### Set problem
Set all the material down again unchanged, without the pictures.

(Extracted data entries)
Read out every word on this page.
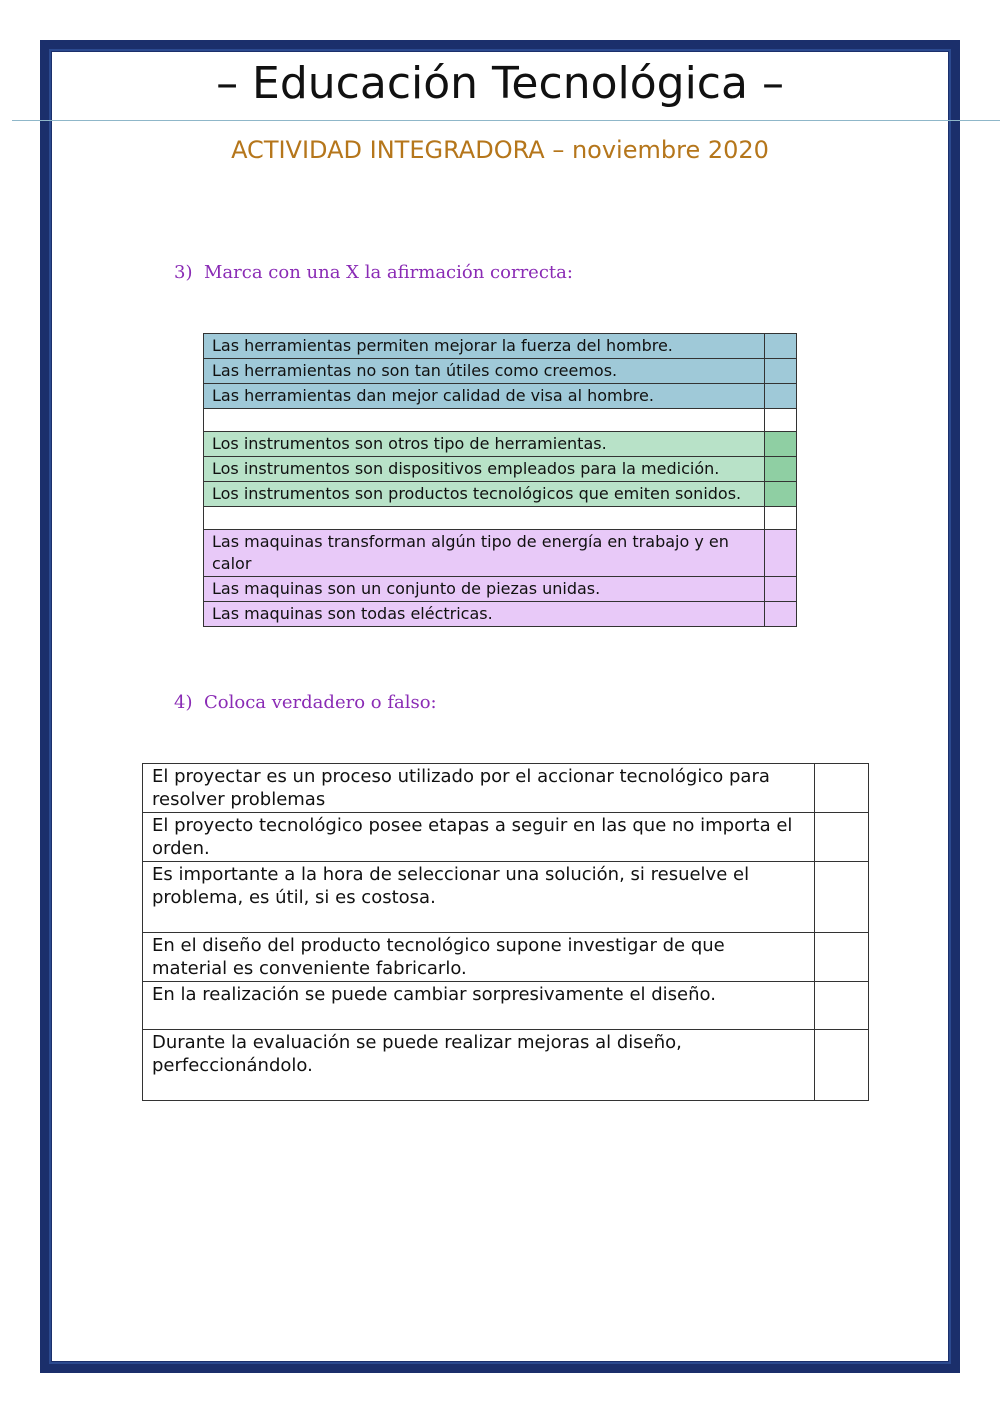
– Educación Tecnológica –
ACTIVIDAD INTEGRADORA – noviembre 2020
3) Marca con una X la afirmación correcta:
Las herramientas permiten mejorar la fuerza del hombre.	
Las herramientas no son tan útiles como creemos.	
Las herramientas dan mejor calidad de visa al hombre.	

Los instrumentos son otros tipo de herramientas.	
Los instrumentos son dispositivos empleados para la medición.	
Los instrumentos son productos tecnológicos que emiten sonidos.	

Las maquinas transforman algún tipo de energía en trabajo y en calor	
Las maquinas son un conjunto de piezas unidas.	
Las maquinas son todas eléctricas.	
4) Coloca verdadero o falso:
El proyectar es un proceso utilizado por el accionar tecnológico para resolver problemas	
El proyecto tecnológico posee etapas a seguir en las que no importa el orden.	
Es importante a la hora de seleccionar una solución, si resuelve el problema, es útil, si es costosa.	
En el diseño del producto tecnológico supone investigar de que material es conveniente fabricarlo.	
En la realización se puede cambiar sorpresivamente el diseño.	
Durante la evaluación se puede realizar mejoras al diseño, perfeccionándolo.	
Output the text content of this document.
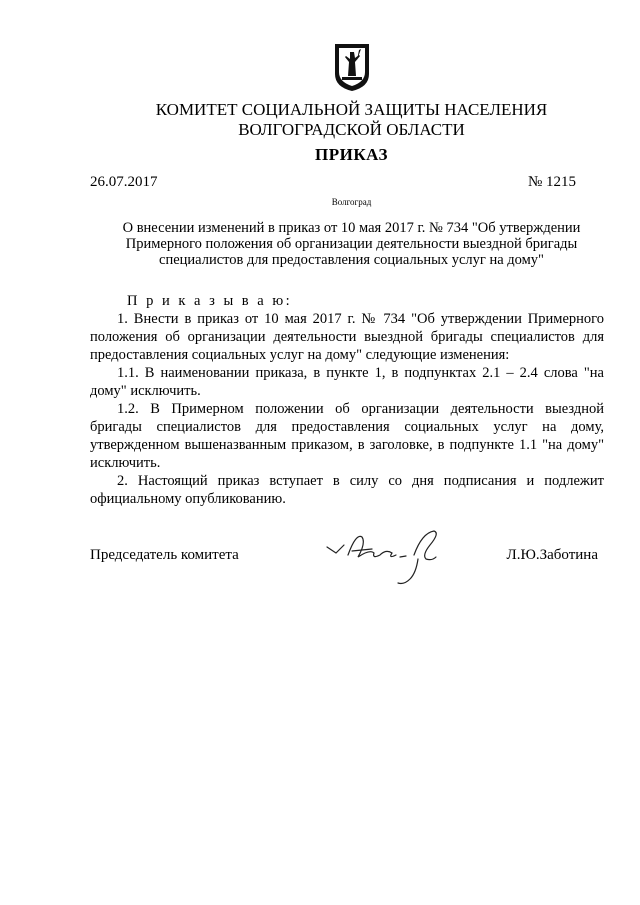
КОМИТЕТ СОЦИАЛЬНОЙ ЗАЩИТЫ НАСЕЛЕНИЯ
ВОЛГОГРАДСКОЙ ОБЛАСТИ
ПРИКАЗ
26.07.2017	№ 1215
Волгоград
О внесении изменений в приказ от 10 мая 2017 г. № 734 "Об утверждении
Примерного положения об организации деятельности выездной бригады
специалистов для предоставления социальных услуг на дому"

П р и к а з ы в а ю:

1. Внести в приказ от 10 мая 2017 г. № 734 "Об утверждении Примерного положения об организации деятельности выездной бригады специалистов для предоставления социальных услуг на дому" следующие изменения:

1.1. В наименовании приказа, в пункте 1, в подпунктах 2.1 – 2.4 слова "на дому" исключить.

1.2. В Примерном положении об организации деятельности выездной бригады специалистов для предоставления социальных услуг на дому, утвержденном вышеназванным приказом, в заголовке, в подпункте 1.1 "на дому" исключить.

2. Настоящий приказ вступает в силу со дня подписания и подлежит официальному опубликованию.

Председатель комитета	Л.Ю.Заботина
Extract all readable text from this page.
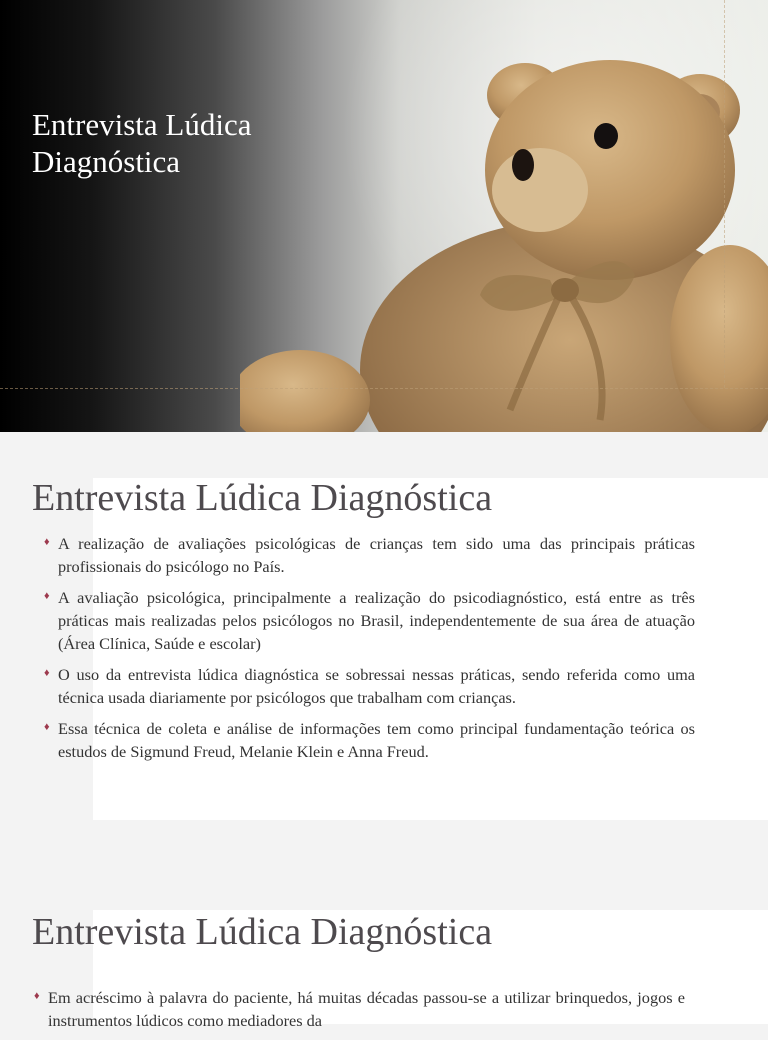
Entrevista Lúdica
Diagnóstica
Entrevista Lúdica Diagnóstica
♦ A realização de avaliações psicológicas de crianças tem sido uma das principais práticas profissionais do psicólogo no País.
♦ A avaliação psicológica, principalmente a realização do psicodiagnóstico, está entre as três práticas mais realizadas pelos psicólogos no Brasil, independentemente de sua área de atuação (Área Clínica, Saúde e escolar)
♦ O uso da entrevista lúdica diagnóstica se sobressai nessas práticas, sendo referida como uma técnica usada diariamente por psicólogos que trabalham com crianças.
♦ Essa técnica de coleta e análise de informações tem como principal fundamentação teórica os estudos de Sigmund Freud, Melanie Klein e Anna Freud.
Entrevista Lúdica Diagnóstica
♦ Em acréscimo à palavra do paciente, há muitas décadas passou-se a utilizar brinquedos, jogos e instrumentos lúdicos como mediadores da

### The reply
Read out every word on this page.
– Educación Tecnológica –
ACTIVIDAD INTEGRADORA – noviembre 2020
3) Marca con una X la afirmación correcta:
Las herramientas permiten mejorar la fuerza del hombre.	
Las herramientas no son tan útiles como creemos.	
Las herramientas dan mejor calidad de visa al hombre.	

Los instrumentos son otros tipo de herramientas.	
Los instrumentos son dispositivos empleados para la medición.	
Los instrumentos son productos tecnológicos que emiten sonidos.	

Las maquinas transforman algún tipo de energía en trabajo y en calor	
Las maquinas son un conjunto de piezas unidas.	
Las maquinas son todas eléctricas.	
4) Coloca verdadero o falso:
El proyectar es un proceso utilizado por el accionar tecnológico para resolver problemas	
El proyecto tecnológico posee etapas a seguir en las que no importa el orden.	
Es importante a la hora de seleccionar una solución, si resuelve el problema, es útil, si es costosa.	
En el diseño del producto tecnológico supone investigar de que material es conveniente fabricarlo.	
En la realización se puede cambiar sorpresivamente el diseño.	
Durante la evaluación se puede realizar mejoras al diseño, perfeccionándolo.	
Output the text content of this document.
КОМИТЕТ СОЦИАЛЬНОЙ ЗАЩИТЫ НАСЕЛЕНИЯ
ВОЛГОГРАДСКОЙ ОБЛАСТИ
ПРИКАЗ
26.07.2017	№ 1215
Волгоград
О внесении изменений в приказ от 10 мая 2017 г. № 734 "Об утверждении
Примерного положения об организации деятельности выездной бригады
специалистов для предоставления социальных услуг на дому"

П р и к а з ы в а ю:

1. Внести в приказ от 10 мая 2017 г. № 734 "Об утверждении Примерного положения об организации деятельности выездной бригады специалистов для предоставления социальных услуг на дому" следующие изменения:

1.1. В наименовании приказа, в пункте 1, в подпунктах 2.1 – 2.4 слова "на дому" исключить.

1.2. В Примерном положении об организации деятельности выездной бригады специалистов для предоставления социальных услуг на дому, утвержденном вышеназванным приказом, в заголовке, в подпункте 1.1 "на дому" исключить.

2. Настоящий приказ вступает в силу со дня подписания и подлежит официальному опубликованию.

Председатель комитета	Л.Ю.Заботина
Extract all readable text from this page.
Entrevista Lúdica
Diagnóstica
Entrevista Lúdica Diagnóstica
♦ A realização de avaliações psicológicas de crianças tem sido uma das principais práticas profissionais do psicólogo no País.
♦ A avaliação psicológica, principalmente a realização do psicodiagnóstico, está entre as três práticas mais realizadas pelos psicólogos no Brasil, independentemente de sua área de atuação (Área Clínica, Saúde e escolar)
♦ O uso da entrevista lúdica diagnóstica se sobressai nessas práticas, sendo referida como uma técnica usada diariamente por psicólogos que trabalham com crianças.
♦ Essa técnica de coleta e análise de informações tem como principal fundamentação teórica os estudos de Sigmund Freud, Melanie Klein e Anna Freud.
Entrevista Lúdica Diagnóstica
♦ Em acréscimo à palavra do paciente, há muitas décadas passou-se a utilizar brinquedos, jogos e instrumentos lúdicos como mediadores da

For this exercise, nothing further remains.